• PROVIDED RECORDS:
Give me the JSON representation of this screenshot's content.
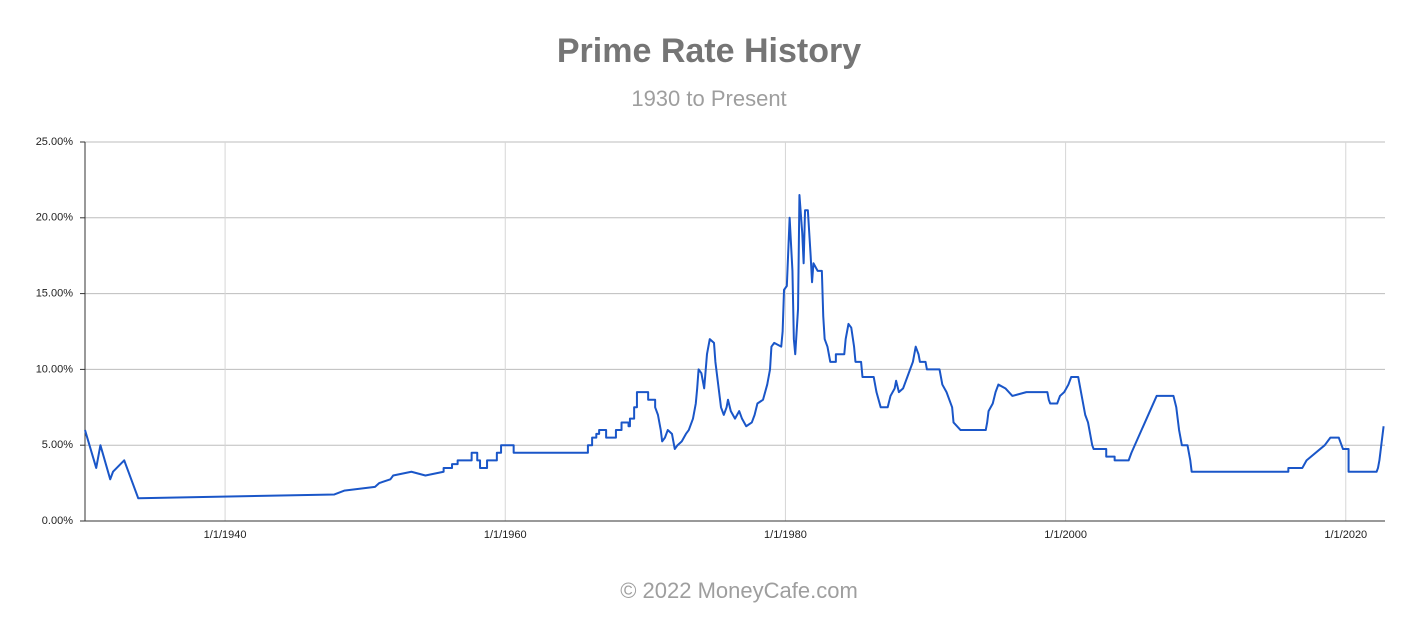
{
  "chart_data": {
    "type": "line",
    "title": "Prime Rate History",
    "subtitle": "1930 to Present",
    "footer": "© 2022 MoneyCafe.com",
    "color": "#1a56c8",
    "grid": true,
    "xlim": [
      1930,
      2022.8
    ],
    "xticks": [
      {
        "value": 1940,
        "label": "1/1/1940"
      },
      {
        "value": 1960,
        "label": "1/1/1960"
      },
      {
        "value": 1980,
        "label": "1/1/1980"
      },
      {
        "value": 2000,
        "label": "1/1/2000"
      },
      {
        "value": 2020,
        "label": "1/1/2020"
      }
    ],
    "ylim": [
      0,
      25
    ],
    "yticks": [
      {
        "value": 0,
        "label": "0.00%"
      },
      {
        "value": 5,
        "label": "5.00%"
      },
      {
        "value": 10,
        "label": "10.00%"
      },
      {
        "value": 15,
        "label": "15.00%"
      },
      {
        "value": 20,
        "label": "20.00%"
      },
      {
        "value": 25,
        "label": "25.00%"
      }
    ],
    "x": [
      1930.0,
      1930.8,
      1931.1,
      1931.8,
      1932.0,
      1932.8,
      1933.8,
      1947.8,
      1948.5,
      1950.7,
      1951.0,
      1951.8,
      1952.0,
      1953.3,
      1954.3,
      1955.6,
      1955.6,
      1956.2,
      1956.2,
      1956.6,
      1956.6,
      1957.6,
      1957.6,
      1958.0,
      1958.0,
      1958.2,
      1958.2,
      1958.7,
      1958.7,
      1959.4,
      1959.4,
      1959.7,
      1959.7,
      1960.6,
      1960.6,
      1965.9,
      1965.9,
      1966.2,
      1966.2,
      1966.5,
      1966.5,
      1966.7,
      1966.7,
      1967.2,
      1967.2,
      1967.9,
      1967.9,
      1968.3,
      1968.3,
      1968.8,
      1968.8,
      1968.9,
      1968.9,
      1969.2,
      1969.2,
      1969.4,
      1969.4,
      1970.2,
      1970.2,
      1970.7,
      1970.7,
      1970.9,
      1971.1,
      1971.2,
      1971.4,
      1971.6,
      1971.9,
      1972.0,
      1972.1,
      1972.3,
      1972.6,
      1972.9,
      1973.1,
      1973.4,
      1973.6,
      1973.7,
      1973.8,
      1974.0,
      1974.2,
      1974.4,
      1974.6,
      1974.9,
      1975.0,
      1975.2,
      1975.4,
      1975.6,
      1975.8,
      1975.9,
      1976.1,
      1976.4,
      1976.7,
      1976.9,
      1977.2,
      1977.6,
      1977.8,
      1978.0,
      1978.4,
      1978.7,
      1978.9,
      1979.0,
      1979.2,
      1979.7,
      1979.8,
      1979.9,
      1980.1,
      1980.3,
      1980.5,
      1980.6,
      1980.7,
      1980.9,
      1981.0,
      1981.2,
      1981.3,
      1981.4,
      1981.6,
      1981.7,
      1981.8,
      1981.9,
      1982.0,
      1982.3,
      1982.6,
      1982.7,
      1982.8,
      1983.0,
      1983.2,
      1983.6,
      1983.6,
      1984.2,
      1984.3,
      1984.5,
      1984.7,
      1984.9,
      1985.0,
      1985.4,
      1985.5,
      1986.3,
      1986.5,
      1986.8,
      1987.3,
      1987.5,
      1987.8,
      1987.9,
      1988.1,
      1988.4,
      1988.7,
      1988.9,
      1989.1,
      1989.3,
      1989.5,
      1989.6,
      1990.0,
      1990.1,
      1991.0,
      1991.2,
      1991.5,
      1991.9,
      1992.0,
      1992.5,
      1994.3,
      1994.4,
      1994.5,
      1994.8,
      1995.0,
      1995.2,
      1995.7,
      1996.2,
      1997.2,
      1998.7,
      1998.8,
      1998.9,
      1999.4,
      1999.6,
      1999.9,
      2000.2,
      2000.4,
      2000.9,
      2001.1,
      2001.4,
      2001.6,
      2001.9,
      2002.0,
      2002.9,
      2002.9,
      2003.5,
      2003.5,
      2004.5,
      2004.7,
      2006.5,
      2007.7,
      2007.9,
      2008.1,
      2008.3,
      2008.7,
      2008.9,
      2009.0,
      2015.9,
      2015.9,
      2016.9,
      2017.2,
      2018.5,
      2018.9,
      2019.5,
      2019.7,
      2019.8,
      2020.2,
      2020.2,
      2022.2,
      2022.3,
      2022.4,
      2022.5,
      2022.6,
      2022.7
    ],
    "values": [
      6.0,
      3.5,
      5.0,
      2.75,
      3.25,
      4.0,
      1.5,
      1.75,
      2.0,
      2.25,
      2.5,
      2.75,
      3.0,
      3.25,
      3.0,
      3.25,
      3.5,
      3.5,
      3.75,
      3.75,
      4.0,
      4.0,
      4.5,
      4.5,
      4.0,
      4.0,
      3.5,
      3.5,
      4.0,
      4.0,
      4.5,
      4.5,
      5.0,
      5.0,
      4.5,
      4.5,
      5.0,
      5.0,
      5.5,
      5.5,
      5.75,
      5.75,
      6.0,
      6.0,
      5.5,
      5.5,
      6.0,
      6.0,
      6.5,
      6.5,
      6.25,
      6.25,
      6.75,
      6.75,
      7.5,
      7.5,
      8.5,
      8.5,
      8.0,
      8.0,
      7.5,
      7.0,
      6.0,
      5.25,
      5.5,
      6.0,
      5.75,
      5.25,
      4.75,
      5.0,
      5.25,
      5.75,
      6.0,
      6.75,
      7.75,
      8.75,
      10.0,
      9.75,
      8.75,
      11.0,
      12.0,
      11.75,
      10.5,
      9.0,
      7.5,
      7.0,
      7.5,
      8.0,
      7.25,
      6.75,
      7.25,
      6.75,
      6.25,
      6.5,
      7.0,
      7.75,
      8.0,
      9.0,
      10.0,
      11.5,
      11.75,
      11.5,
      12.5,
      15.25,
      15.5,
      20.0,
      16.5,
      12.0,
      11.0,
      14.0,
      21.5,
      19.0,
      17.0,
      20.5,
      20.5,
      19.0,
      17.5,
      15.75,
      17.0,
      16.5,
      16.5,
      13.5,
      12.0,
      11.5,
      10.5,
      10.5,
      11.0,
      11.0,
      12.0,
      13.0,
      12.75,
      11.5,
      10.5,
      10.5,
      9.5,
      9.5,
      8.5,
      7.5,
      7.5,
      8.25,
      8.75,
      9.25,
      8.5,
      8.75,
      9.5,
      10.0,
      10.5,
      11.5,
      11.0,
      10.5,
      10.5,
      10.0,
      10.0,
      9.0,
      8.5,
      7.5,
      6.5,
      6.0,
      6.0,
      6.5,
      7.25,
      7.75,
      8.5,
      9.0,
      8.75,
      8.25,
      8.5,
      8.5,
      8.0,
      7.75,
      7.75,
      8.25,
      8.5,
      9.0,
      9.5,
      9.5,
      8.5,
      7.0,
      6.5,
      5.0,
      4.75,
      4.75,
      4.25,
      4.25,
      4.0,
      4.0,
      4.5,
      8.25,
      8.25,
      7.5,
      6.0,
      5.0,
      5.0,
      4.0,
      3.25,
      3.25,
      3.5,
      3.5,
      4.0,
      5.0,
      5.5,
      5.5,
      5.0,
      4.75,
      4.75,
      3.25,
      3.25,
      3.5,
      4.0,
      4.75,
      5.5,
      6.25
    ]
  }
}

• AIM: Reproduce the full material exactly, excluding the pictures.

• RESPONSE TO THIS TASK:
Give me the JSON representation of this screenshot's content.
{
  "chart_data": {
    "type": "line",
    "title": "Prime Rate History",
    "subtitle": "1930 to Present",
    "footer": "© 2022 MoneyCafe.com",
    "color": "#1a56c8",
    "grid": true,
    "xlim": [
      1930,
      2022.8
    ],
    "xticks": [
      {
        "value": 1940,
        "label": "1/1/1940"
      },
      {
        "value": 1960,
        "label": "1/1/1960"
      },
      {
        "value": 1980,
        "label": "1/1/1980"
      },
      {
        "value": 2000,
        "label": "1/1/2000"
      },
      {
        "value": 2020,
        "label": "1/1/2020"
      }
    ],
    "ylim": [
      0,
      25
    ],
    "yticks": [
      {
        "value": 0,
        "label": "0.00%"
      },
      {
        "value": 5,
        "label": "5.00%"
      },
      {
        "value": 10,
        "label": "10.00%"
      },
      {
        "value": 15,
        "label": "15.00%"
      },
      {
        "value": 20,
        "label": "20.00%"
      },
      {
        "value": 25,
        "label": "25.00%"
      }
    ],
    "x": [
      1930.0,
      1930.8,
      1931.1,
      1931.8,
      1932.0,
      1932.8,
      1933.8,
      1947.8,
      1948.5,
      1950.7,
      1951.0,
      1951.8,
      1952.0,
      1953.3,
      1954.3,
      1955.6,
      1955.6,
      1956.2,
      1956.2,
      1956.6,
      1956.6,
      1957.6,
      1957.6,
      1958.0,
      1958.0,
      1958.2,
      1958.2,
      1958.7,
      1958.7,
      1959.4,
      1959.4,
      1959.7,
      1959.7,
      1960.6,
      1960.6,
      1965.9,
      1965.9,
      1966.2,
      1966.2,
      1966.5,
      1966.5,
      1966.7,
      1966.7,
      1967.2,
      1967.2,
      1967.9,
      1967.9,
      1968.3,
      1968.3,
      1968.8,
      1968.8,
      1968.9,
      1968.9,
      1969.2,
      1969.2,
      1969.4,
      1969.4,
      1970.2,
      1970.2,
      1970.7,
      1970.7,
      1970.9,
      1971.1,
      1971.2,
      1971.4,
      1971.6,
      1971.9,
      1972.0,
      1972.1,
      1972.3,
      1972.6,
      1972.9,
      1973.1,
      1973.4,
      1973.6,
      1973.7,
      1973.8,
      1974.0,
      1974.2,
      1974.4,
      1974.6,
      1974.9,
      1975.0,
      1975.2,
      1975.4,
      1975.6,
      1975.8,
      1975.9,
      1976.1,
      1976.4,
      1976.7,
      1976.9,
      1977.2,
      1977.6,
      1977.8,
      1978.0,
      1978.4,
      1978.7,
      1978.9,
      1979.0,
      1979.2,
      1979.7,
      1979.8,
      1979.9,
      1980.1,
      1980.3,
      1980.5,
      1980.6,
      1980.7,
      1980.9,
      1981.0,
      1981.2,
      1981.3,
      1981.4,
      1981.6,
      1981.7,
      1981.8,
      1981.9,
      1982.0,
      1982.3,
      1982.6,
      1982.7,
      1982.8,
      1983.0,
      1983.2,
      1983.6,
      1983.6,
      1984.2,
      1984.3,
      1984.5,
      1984.7,
      1984.9,
      1985.0,
      1985.4,
      1985.5,
      1986.3,
      1986.5,
      1986.8,
      1987.3,
      1987.5,
      1987.8,
      1987.9,
      1988.1,
      1988.4,
      1988.7,
      1988.9,
      1989.1,
      1989.3,
      1989.5,
      1989.6,
      1990.0,
      1990.1,
      1991.0,
      1991.2,
      1991.5,
      1991.9,
      1992.0,
      1992.5,
      1994.3,
      1994.4,
      1994.5,
      1994.8,
      1995.0,
      1995.2,
      1995.7,
      1996.2,
      1997.2,
      1998.7,
      1998.8,
      1998.9,
      1999.4,
      1999.6,
      1999.9,
      2000.2,
      2000.4,
      2000.9,
      2001.1,
      2001.4,
      2001.6,
      2001.9,
      2002.0,
      2002.9,
      2002.9,
      2003.5,
      2003.5,
      2004.5,
      2004.7,
      2006.5,
      2007.7,
      2007.9,
      2008.1,
      2008.3,
      2008.7,
      2008.9,
      2009.0,
      2015.9,
      2015.9,
      2016.9,
      2017.2,
      2018.5,
      2018.9,
      2019.5,
      2019.7,
      2019.8,
      2020.2,
      2020.2,
      2022.2,
      2022.3,
      2022.4,
      2022.5,
      2022.6,
      2022.7
    ],
    "values": [
      6.0,
      3.5,
      5.0,
      2.75,
      3.25,
      4.0,
      1.5,
      1.75,
      2.0,
      2.25,
      2.5,
      2.75,
      3.0,
      3.25,
      3.0,
      3.25,
      3.5,
      3.5,
      3.75,
      3.75,
      4.0,
      4.0,
      4.5,
      4.5,
      4.0,
      4.0,
      3.5,
      3.5,
      4.0,
      4.0,
      4.5,
      4.5,
      5.0,
      5.0,
      4.5,
      4.5,
      5.0,
      5.0,
      5.5,
      5.5,
      5.75,
      5.75,
      6.0,
      6.0,
      5.5,
      5.5,
      6.0,
      6.0,
      6.5,
      6.5,
      6.25,
      6.25,
      6.75,
      6.75,
      7.5,
      7.5,
      8.5,
      8.5,
      8.0,
      8.0,
      7.5,
      7.0,
      6.0,
      5.25,
      5.5,
      6.0,
      5.75,
      5.25,
      4.75,
      5.0,
      5.25,
      5.75,
      6.0,
      6.75,
      7.75,
      8.75,
      10.0,
      9.75,
      8.75,
      11.0,
      12.0,
      11.75,
      10.5,
      9.0,
      7.5,
      7.0,
      7.5,
      8.0,
      7.25,
      6.75,
      7.25,
      6.75,
      6.25,
      6.5,
      7.0,
      7.75,
      8.0,
      9.0,
      10.0,
      11.5,
      11.75,
      11.5,
      12.5,
      15.25,
      15.5,
      20.0,
      16.5,
      12.0,
      11.0,
      14.0,
      21.5,
      19.0,
      17.0,
      20.5,
      20.5,
      19.0,
      17.5,
      15.75,
      17.0,
      16.5,
      16.5,
      13.5,
      12.0,
      11.5,
      10.5,
      10.5,
      11.0,
      11.0,
      12.0,
      13.0,
      12.75,
      11.5,
      10.5,
      10.5,
      9.5,
      9.5,
      8.5,
      7.5,
      7.5,
      8.25,
      8.75,
      9.25,
      8.5,
      8.75,
      9.5,
      10.0,
      10.5,
      11.5,
      11.0,
      10.5,
      10.5,
      10.0,
      10.0,
      9.0,
      8.5,
      7.5,
      6.5,
      6.0,
      6.0,
      6.5,
      7.25,
      7.75,
      8.5,
      9.0,
      8.75,
      8.25,
      8.5,
      8.5,
      8.0,
      7.75,
      7.75,
      8.25,
      8.5,
      9.0,
      9.5,
      9.5,
      8.5,
      7.0,
      6.5,
      5.0,
      4.75,
      4.75,
      4.25,
      4.25,
      4.0,
      4.0,
      4.5,
      8.25,
      8.25,
      7.5,
      6.0,
      5.0,
      5.0,
      4.0,
      3.25,
      3.25,
      3.5,
      3.5,
      4.0,
      5.0,
      5.5,
      5.5,
      5.0,
      4.75,
      4.75,
      3.25,
      3.25,
      3.5,
      4.0,
      4.75,
      5.5,
      6.25
    ]
  }
}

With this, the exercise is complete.